## Task
Present the data below as a Markdown table with two columns, Row and Line, giving each non-blank line its own numbered row and leaving out blank lines.

## Dataset extract
########################################

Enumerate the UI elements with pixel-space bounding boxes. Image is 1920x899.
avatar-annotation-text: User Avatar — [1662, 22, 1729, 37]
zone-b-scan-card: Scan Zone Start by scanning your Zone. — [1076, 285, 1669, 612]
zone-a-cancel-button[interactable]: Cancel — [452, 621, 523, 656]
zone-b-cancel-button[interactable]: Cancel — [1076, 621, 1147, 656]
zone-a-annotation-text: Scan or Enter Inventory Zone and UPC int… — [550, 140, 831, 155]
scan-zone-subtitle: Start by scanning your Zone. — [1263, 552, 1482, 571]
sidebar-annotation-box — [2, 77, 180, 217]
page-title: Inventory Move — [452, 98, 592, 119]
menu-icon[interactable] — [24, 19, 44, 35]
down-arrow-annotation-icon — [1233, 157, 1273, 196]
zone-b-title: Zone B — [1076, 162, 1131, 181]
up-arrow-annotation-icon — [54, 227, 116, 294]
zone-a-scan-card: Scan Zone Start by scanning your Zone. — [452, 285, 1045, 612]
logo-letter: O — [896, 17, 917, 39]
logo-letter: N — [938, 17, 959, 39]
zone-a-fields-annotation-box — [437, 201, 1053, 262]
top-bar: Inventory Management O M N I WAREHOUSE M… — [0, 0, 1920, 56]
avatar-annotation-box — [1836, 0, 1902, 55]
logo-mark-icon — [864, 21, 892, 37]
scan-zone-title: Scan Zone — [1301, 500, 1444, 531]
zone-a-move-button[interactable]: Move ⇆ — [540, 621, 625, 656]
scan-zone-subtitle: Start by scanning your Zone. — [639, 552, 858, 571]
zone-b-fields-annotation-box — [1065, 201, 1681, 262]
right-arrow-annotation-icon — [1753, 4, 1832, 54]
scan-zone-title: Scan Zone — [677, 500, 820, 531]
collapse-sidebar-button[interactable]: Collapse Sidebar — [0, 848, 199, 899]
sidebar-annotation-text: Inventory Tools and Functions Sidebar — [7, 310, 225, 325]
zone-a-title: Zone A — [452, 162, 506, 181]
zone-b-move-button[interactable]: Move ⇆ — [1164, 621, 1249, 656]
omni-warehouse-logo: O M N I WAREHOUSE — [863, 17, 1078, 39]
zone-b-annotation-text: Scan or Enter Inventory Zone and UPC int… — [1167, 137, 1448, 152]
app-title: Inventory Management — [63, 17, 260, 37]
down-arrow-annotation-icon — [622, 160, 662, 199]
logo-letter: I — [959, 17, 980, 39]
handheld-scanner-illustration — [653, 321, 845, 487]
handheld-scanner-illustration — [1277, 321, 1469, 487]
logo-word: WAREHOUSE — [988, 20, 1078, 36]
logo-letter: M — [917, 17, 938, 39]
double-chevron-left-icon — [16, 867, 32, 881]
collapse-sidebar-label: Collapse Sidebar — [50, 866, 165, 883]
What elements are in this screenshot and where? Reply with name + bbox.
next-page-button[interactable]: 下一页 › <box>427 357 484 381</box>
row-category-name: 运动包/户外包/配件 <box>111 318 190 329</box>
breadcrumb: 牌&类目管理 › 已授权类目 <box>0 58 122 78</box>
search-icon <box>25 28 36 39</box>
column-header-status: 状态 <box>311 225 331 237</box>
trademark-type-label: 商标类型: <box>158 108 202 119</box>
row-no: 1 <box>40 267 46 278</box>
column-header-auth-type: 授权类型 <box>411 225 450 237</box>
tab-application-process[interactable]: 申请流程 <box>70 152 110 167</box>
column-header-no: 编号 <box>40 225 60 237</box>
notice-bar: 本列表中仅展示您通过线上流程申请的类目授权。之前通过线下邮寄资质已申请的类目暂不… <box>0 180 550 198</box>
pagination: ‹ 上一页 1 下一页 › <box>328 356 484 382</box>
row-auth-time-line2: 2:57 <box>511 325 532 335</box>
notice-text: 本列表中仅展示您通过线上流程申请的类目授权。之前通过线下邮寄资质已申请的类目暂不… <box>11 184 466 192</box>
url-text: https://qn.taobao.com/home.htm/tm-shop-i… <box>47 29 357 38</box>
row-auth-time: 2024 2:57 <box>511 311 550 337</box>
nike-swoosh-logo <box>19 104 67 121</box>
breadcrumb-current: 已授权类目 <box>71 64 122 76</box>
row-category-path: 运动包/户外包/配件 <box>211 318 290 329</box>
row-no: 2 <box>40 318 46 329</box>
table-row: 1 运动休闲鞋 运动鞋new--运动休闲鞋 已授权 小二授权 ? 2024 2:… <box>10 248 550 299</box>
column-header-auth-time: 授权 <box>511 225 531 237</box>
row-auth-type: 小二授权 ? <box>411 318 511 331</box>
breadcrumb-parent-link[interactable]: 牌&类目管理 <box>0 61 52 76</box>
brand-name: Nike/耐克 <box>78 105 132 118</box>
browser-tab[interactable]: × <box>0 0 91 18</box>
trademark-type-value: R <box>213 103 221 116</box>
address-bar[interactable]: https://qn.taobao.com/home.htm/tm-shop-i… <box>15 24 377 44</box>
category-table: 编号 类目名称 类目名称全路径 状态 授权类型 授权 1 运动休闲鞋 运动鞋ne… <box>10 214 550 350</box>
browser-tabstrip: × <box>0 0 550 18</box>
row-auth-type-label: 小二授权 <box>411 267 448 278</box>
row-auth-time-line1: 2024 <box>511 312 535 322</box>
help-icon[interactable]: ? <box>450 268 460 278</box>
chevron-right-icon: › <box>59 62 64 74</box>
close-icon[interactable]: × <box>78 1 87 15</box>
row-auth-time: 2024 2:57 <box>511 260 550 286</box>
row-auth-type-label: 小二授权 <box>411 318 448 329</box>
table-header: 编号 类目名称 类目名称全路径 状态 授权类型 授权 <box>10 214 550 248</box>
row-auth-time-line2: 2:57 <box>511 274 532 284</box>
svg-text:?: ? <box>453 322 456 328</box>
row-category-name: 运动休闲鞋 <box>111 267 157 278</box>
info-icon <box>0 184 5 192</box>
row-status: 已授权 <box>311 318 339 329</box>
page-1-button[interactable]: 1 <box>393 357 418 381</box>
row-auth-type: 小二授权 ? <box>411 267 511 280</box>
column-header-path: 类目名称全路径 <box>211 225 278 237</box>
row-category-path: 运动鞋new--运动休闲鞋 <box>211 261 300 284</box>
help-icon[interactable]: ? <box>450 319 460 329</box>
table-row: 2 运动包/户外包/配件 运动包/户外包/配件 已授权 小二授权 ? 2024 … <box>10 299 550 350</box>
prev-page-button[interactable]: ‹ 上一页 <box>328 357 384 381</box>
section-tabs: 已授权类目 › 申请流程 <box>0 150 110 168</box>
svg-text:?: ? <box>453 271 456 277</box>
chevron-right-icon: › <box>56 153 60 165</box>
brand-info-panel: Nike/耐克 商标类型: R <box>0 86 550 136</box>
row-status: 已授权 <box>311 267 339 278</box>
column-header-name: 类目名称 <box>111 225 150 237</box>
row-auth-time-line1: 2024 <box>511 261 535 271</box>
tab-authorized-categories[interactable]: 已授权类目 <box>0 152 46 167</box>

########################################

## Result for this task
| Row | Line |
|---|---|
| 1 | Enumerate the UI elements with pixel-space bounding boxes. Image is 1920x899. |
| 2 | avatar-annotation-text: User Avatar — [1662, 22, 1729, 37] |
| 3 | zone-b-scan-card: Scan Zone Start by scanning your Zone. — [1076, 285, 1669, 612] |
| 4 | zone-a-cancel-button[interactable]: Cancel — [452, 621, 523, 656] |
| 5 | zone-b-cancel-button[interactable]: Cancel — [1076, 621, 1147, 656] |
| 6 | zone-a-annotation-text: Scan or Enter Inventory Zone and UPC int… — [550, 140, 831, 155] |
| 7 | scan-zone-subtitle: Start by scanning your Zone. — [1263, 552, 1482, 571] |
| 8 | sidebar-annotation-box — [2, 77, 180, 217] |
| 9 | page-title: Inventory Move — [452, 98, 592, 119] |
| 10 | menu-icon[interactable] — [24, 19, 44, 35] |
| 11 | down-arrow-annotation-icon — [1233, 157, 1273, 196] |
| 12 | zone-b-title: Zone B — [1076, 162, 1131, 181] |
| 13 | up-arrow-annotation-icon — [54, 227, 116, 294] |
| 14 | zone-a-scan-card: Scan Zone Start by scanning your Zone. — [452, 285, 1045, 612] |
| 15 | logo-letter: O — [896, 17, 917, 39] |
| 16 | logo-letter: N — [938, 17, 959, 39] |
| 17 | zone-a-fields-annotation-box — [437, 201, 1053, 262] |
| 18 | top-bar: Inventory Management O M N I WAREHOUSE M… — [0, 0, 1920, 56] |
| 19 | avatar-annotation-box — [1836, 0, 1902, 55] |
| 20 | logo-mark-icon — [864, 21, 892, 37] |
| 21 | scan-zone-title: Scan Zone — [1301, 500, 1444, 531] |
| 22 | zone-a-move-button[interactable]: Move ⇆ — [540, 621, 625, 656] |
| 23 | scan-zone-subtitle: Start by scanning your Zone. — [639, 552, 858, 571] |
| 24 | zone-b-fields-annotation-box — [1065, 201, 1681, 262] |
| 25 | right-arrow-annotation-icon — [1753, 4, 1832, 54] |
| 26 | scan-zone-title: Scan Zone — [677, 500, 820, 531] |
| 27 | collapse-sidebar-button[interactable]: Collapse Sidebar — [0, 848, 199, 899] |
| 28 | sidebar-annotation-text: Inventory Tools and Functions Sidebar — [7, 310, 225, 325] |
| 29 | zone-a-title: Zone A — [452, 162, 506, 181] |
| 30 | zone-b-move-button[interactable]: Move ⇆ — [1164, 621, 1249, 656] |
| 31 | omni-warehouse-logo: O M N I WAREHOUSE — [863, 17, 1078, 39] |
| 32 | zone-b-annotation-text: Scan or Enter Inventory Zone and UPC int… — [1167, 137, 1448, 152] |
| 33 | app-title: Inventory Management — [63, 17, 260, 37] |
| 34 | down-arrow-annotation-icon — [622, 160, 662, 199] |
| 35 | logo-letter: I — [959, 17, 980, 39] |
| 36 | handheld-scanner-illustration — [653, 321, 845, 487] |
| 37 | handheld-scanner-illustration — [1277, 321, 1469, 487] |
| 38 | logo-word: WAREHOUSE — [988, 20, 1078, 36] |
| 39 | logo-letter: M — [917, 17, 938, 39] |
| 40 | double-chevron-left-icon — [16, 867, 32, 881] |
| 41 | collapse-sidebar-label: Collapse Sidebar — [50, 866, 165, 883] |
| 42 | What elements are in this screenshot and where? Reply with name + bbox. |
| 43 | next-page-button[interactable]: 下一页 › <box>427 357 484 381</box> |
| 44 | row-category-name: 运动包/户外包/配件 <box>111 318 190 329</box> |
| 45 | breadcrumb: 牌&类目管理 › 已授权类目 <box>0 58 122 78</box> |
| 46 | search-icon <box>25 28 36 39</box> |
| 47 | column-header-status: 状态 <box>311 225 331 237</box> |
| 48 | trademark-type-label: 商标类型: <box>158 108 202 119</box> |
| 49 | row-no: 1 <box>40 267 46 278</box> |
| 50 | column-header-auth-type: 授权类型 <box>411 225 450 237</box> |
| 51 | tab-application-process[interactable]: 申请流程 <box>70 152 110 167</box> |
| 52 | column-header-no: 编号 <box>40 225 60 237</box> |
| 53 | notice-bar: 本列表中仅展示您通过线上流程申请的类目授权。之前通过线下邮寄资质已申请的类目暂不… <box>0 180 550 198</box> |
| 54 | pagination: ‹ 上一页 1 下一页 › <box>328 356 484 382</box> |
| 55 | row-auth-time-line2: 2:57 <box>511 325 532 335</box> |
| 56 | notice-text: 本列表中仅展示您通过线上流程申请的类目授权。之前通过线下邮寄资质已申请的类目暂不… <box>11 184 466 192</box> |
| 57 | url-text: https://qn.taobao.com/home.htm/tm-shop-i… <box>47 29 357 38</box> |
| 58 | row-auth-time: 2024 2:57 <box>511 311 550 337</box> |
| 59 | nike-swoosh-logo <box>19 104 67 121</box> |
| 60 | breadcrumb-current: 已授权类目 <box>71 64 122 76</box> |
| 61 | row-category-path: 运动包/户外包/配件 <box>211 318 290 329</box> |
| 62 | row-no: 2 <box>40 318 46 329</box> |
| 63 | table-row: 1 运动休闲鞋 运动鞋new--运动休闲鞋 已授权 小二授权 ? 2024 2:… <box>10 248 550 299</box> |
| 64 | column-header-auth-time: 授权 <box>511 225 531 237</box> |
| 65 | row-auth-type: 小二授权 ? <box>411 318 511 331</box> |
| 66 | breadcrumb-parent-link[interactable]: 牌&类目管理 <box>0 61 52 76</box> |
| 67 | brand-name: Nike/耐克 <box>78 105 132 118</box> |
| 68 | browser-tab[interactable]: × <box>0 0 91 18</box> |
| 69 | trademark-type-value: R <box>213 103 221 116</box> |
| 70 | address-bar[interactable]: https://qn.taobao.com/home.htm/tm-shop-i… <box>15 24 377 44</box> |
| 71 | category-table: 编号 类目名称 类目名称全路径 状态 授权类型 授权 1 运动休闲鞋 运动鞋ne… <box>10 214 550 350</box> |
| 72 | browser-tabstrip: × <box>0 0 550 18</box> |
| 73 | row-auth-type-label: 小二授权 <box>411 267 448 278</box> |
| 74 | row-auth-time-line1: 2024 <box>511 312 535 322</box> |
| 75 | help-icon[interactable]: ? <box>450 268 460 278</box> |
| 76 | chevron-right-icon: › <box>59 62 64 74</box> |
| 77 | close-icon[interactable]: × <box>78 1 87 15</box> |
| 78 | row-auth-time: 2024 2:57 <box>511 260 550 286</box> |
| 79 | row-auth-type-label: 小二授权 <box>411 318 448 329</box> |
| 80 | table-header: 编号 类目名称 类目名称全路径 状态 授权类型 授权 <box>10 214 550 248</box> |
| 81 | row-auth-time-line2: 2:57 <box>511 274 532 284</box> |
| 82 | svg-text:?: ? <box>453 322 456 328</box> |
| 83 | row-category-name: 运动休闲鞋 <box>111 267 157 278</box> |
| 84 | info-icon <box>0 184 5 192</box> |
| 85 | row-status: 已授权 <box>311 318 339 329</box> |
| 86 | page-1-button[interactable]: 1 <box>393 357 418 381</box> |
| 87 | row-auth-type: 小二授权 ? <box>411 267 511 280</box> |
| 88 | column-header-path: 类目名称全路径 <box>211 225 278 237</box> |
| 89 | row-category-path: 运动鞋new--运动休闲鞋 <box>211 261 300 284</box> |
| 90 | help-icon[interactable]: ? <box>450 319 460 329</box> |
| 91 | table-row: 2 运动包/户外包/配件 运动包/户外包/配件 已授权 小二授权 ? 2024 … <box>10 299 550 350</box> |
| 92 | prev-page-button[interactable]: ‹ 上一页 <box>328 357 384 381</box> |
| 93 | section-tabs: 已授权类目 › 申请流程 <box>0 150 110 168</box> |
| 94 | svg-text:?: ? <box>453 271 456 277</box> |
| 95 | chevron-right-icon: › <box>56 153 60 165</box> |
| 96 | brand-info-panel: Nike/耐克 商标类型: R <box>0 86 550 136</box> |
| 97 | row-status: 已授权 <box>311 267 339 278</box> |
| 98 | column-header-name: 类目名称 <box>111 225 150 237</box> |
| 99 | row-auth-time-line1: 2024 <box>511 261 535 271</box> |
| 100 | tab-authorized-categories[interactable]: 已授权类目 <box>0 152 46 167</box> |